WORK REQUIRED | Transcribe the entries that follow exactly as they appear, minus pictures.

DATA SUPPLIED |
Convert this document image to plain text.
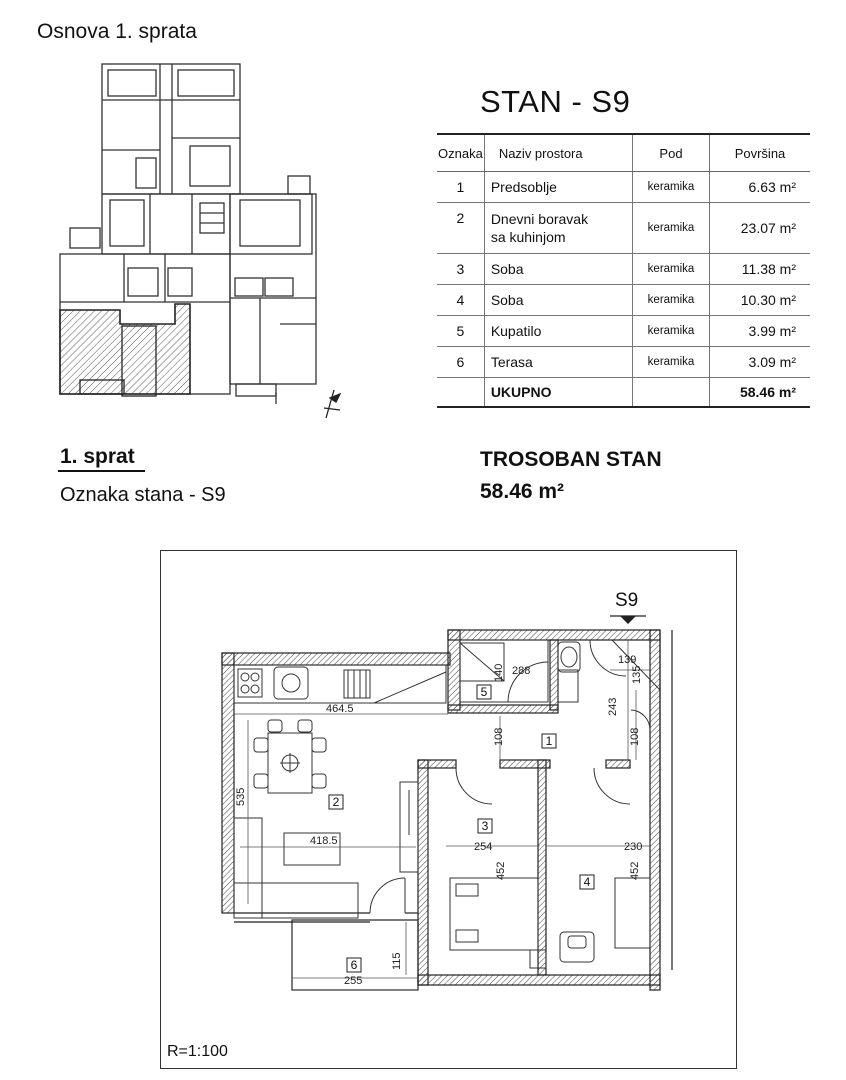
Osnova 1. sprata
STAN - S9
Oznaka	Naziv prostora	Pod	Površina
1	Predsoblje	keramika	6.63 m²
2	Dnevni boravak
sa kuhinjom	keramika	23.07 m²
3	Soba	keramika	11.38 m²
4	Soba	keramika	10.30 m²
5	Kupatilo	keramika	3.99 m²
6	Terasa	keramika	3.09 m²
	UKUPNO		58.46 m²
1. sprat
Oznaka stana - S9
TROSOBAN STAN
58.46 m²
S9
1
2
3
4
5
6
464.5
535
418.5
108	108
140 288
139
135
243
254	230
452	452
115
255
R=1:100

ANSWER FOR THIS EXERCISE |
Convert this document image to plain text.
Osnova 1. sprata
STAN - S9
Oznaka	Naziv prostora	Pod	Površina
1	Predsoblje	keramika	6.63 m²
2	Dnevni boravak
sa kuhinjom	keramika	23.07 m²
3	Soba	keramika	11.38 m²
4	Soba	keramika	10.30 m²
5	Kupatilo	keramika	3.99 m²
6	Terasa	keramika	3.09 m²
	UKUPNO		58.46 m²
1. sprat
Oznaka stana - S9
TROSOBAN STAN
58.46 m²
S9
1
2
3
4
5
6
464.5
535
418.5
108	108
140 288
139
135
243
254	230
452	452
115
255
R=1:100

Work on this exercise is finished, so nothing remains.